[Material to process start]
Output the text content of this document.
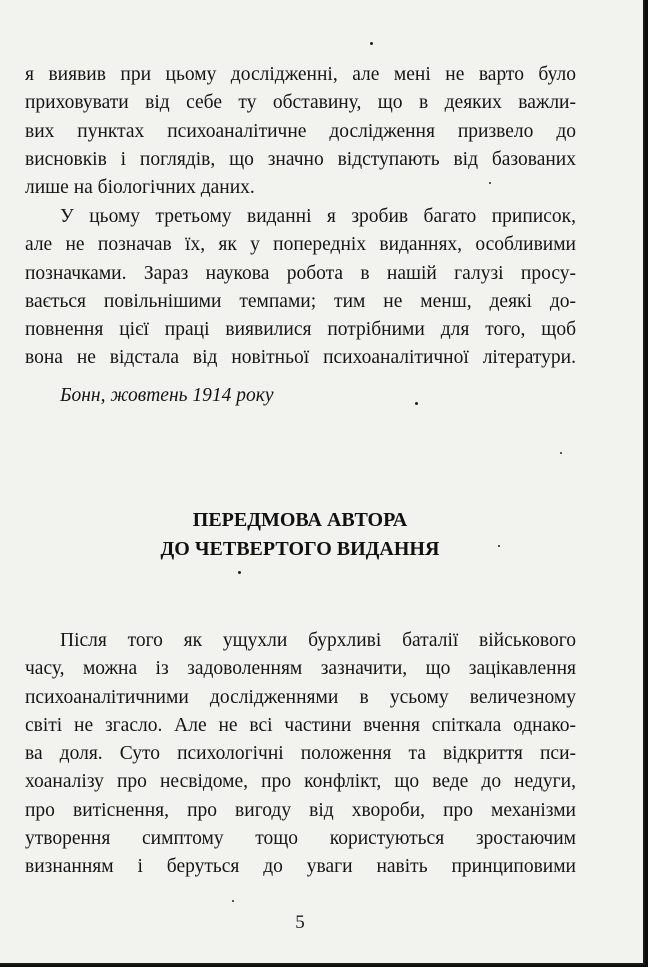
я виявив при цьому дослідженні, але мені не варто було
приховувати від себе ту обставину, що в деяких важли-
вих пунктах психоаналітичне дослідження призвело до
висновків і поглядів, що значно відступають від базованих
лише на біологічних даних.

У цьому третьому виданні я зробив багато приписок,
але не позначав їх, як у попередніх виданнях, особливими
позначками. Зараз наукова робота в нашій галузі просу-
вається повільнішими темпами; тим не менш, деякі до-
повнення цієї праці виявилися потрібними для того, щоб
вона не відстала від новітньої психоаналітичної літератури.

Бонн, жовтень 1914 року

ПЕРЕДМОВА АВТОРА
ДО ЧЕТВЕРТОГО ВИДАННЯ

Після того як ущухли бурхливі баталії військового
часу, можна із задоволенням зазначити, що зацікавлення
психоаналітичними дослідженнями в усьому величезному
світі не згасло. Але не всі частини вчення спіткала однако-
ва доля. Суто психологічні положення та відкриття пси-
хоаналізу про несвідоме, про конфлікт, що веде до недуги,
про витіснення, про вигоду від хвороби, про механізми
утворення симптому тощо користуються зростаючим
визнанням і беруться до уваги навіть принциповими

5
[Material to process end]
| Stated problem |
Keep the pictures out of the copy and return the rest of the data above exactly.

| Output below |
Output the text content of this document.
я виявив при цьому дослідженні, але мені не варто було
приховувати від себе ту обставину, що в деяких важли-
вих пунктах психоаналітичне дослідження призвело до
висновків і поглядів, що значно відступають від базованих
лише на біологічних даних.

У цьому третьому виданні я зробив багато приписок,
але не позначав їх, як у попередніх виданнях, особливими
позначками. Зараз наукова робота в нашій галузі просу-
вається повільнішими темпами; тим не менш, деякі до-
повнення цієї праці виявилися потрібними для того, щоб
вона не відстала від новітньої психоаналітичної літератури.

Бонн, жовтень 1914 року

ПЕРЕДМОВА АВТОРА
ДО ЧЕТВЕРТОГО ВИДАННЯ

Після того як ущухли бурхливі баталії військового
часу, можна із задоволенням зазначити, що зацікавлення
психоаналітичними дослідженнями в усьому величезному
світі не згасло. Але не всі частини вчення спіткала однако-
ва доля. Суто психологічні положення та відкриття пси-
хоаналізу про несвідоме, про конфлікт, що веде до недуги,
про витіснення, про вигоду від хвороби, про механізми
утворення симптому тощо користуються зростаючим
визнанням і беруться до уваги навіть принциповими

5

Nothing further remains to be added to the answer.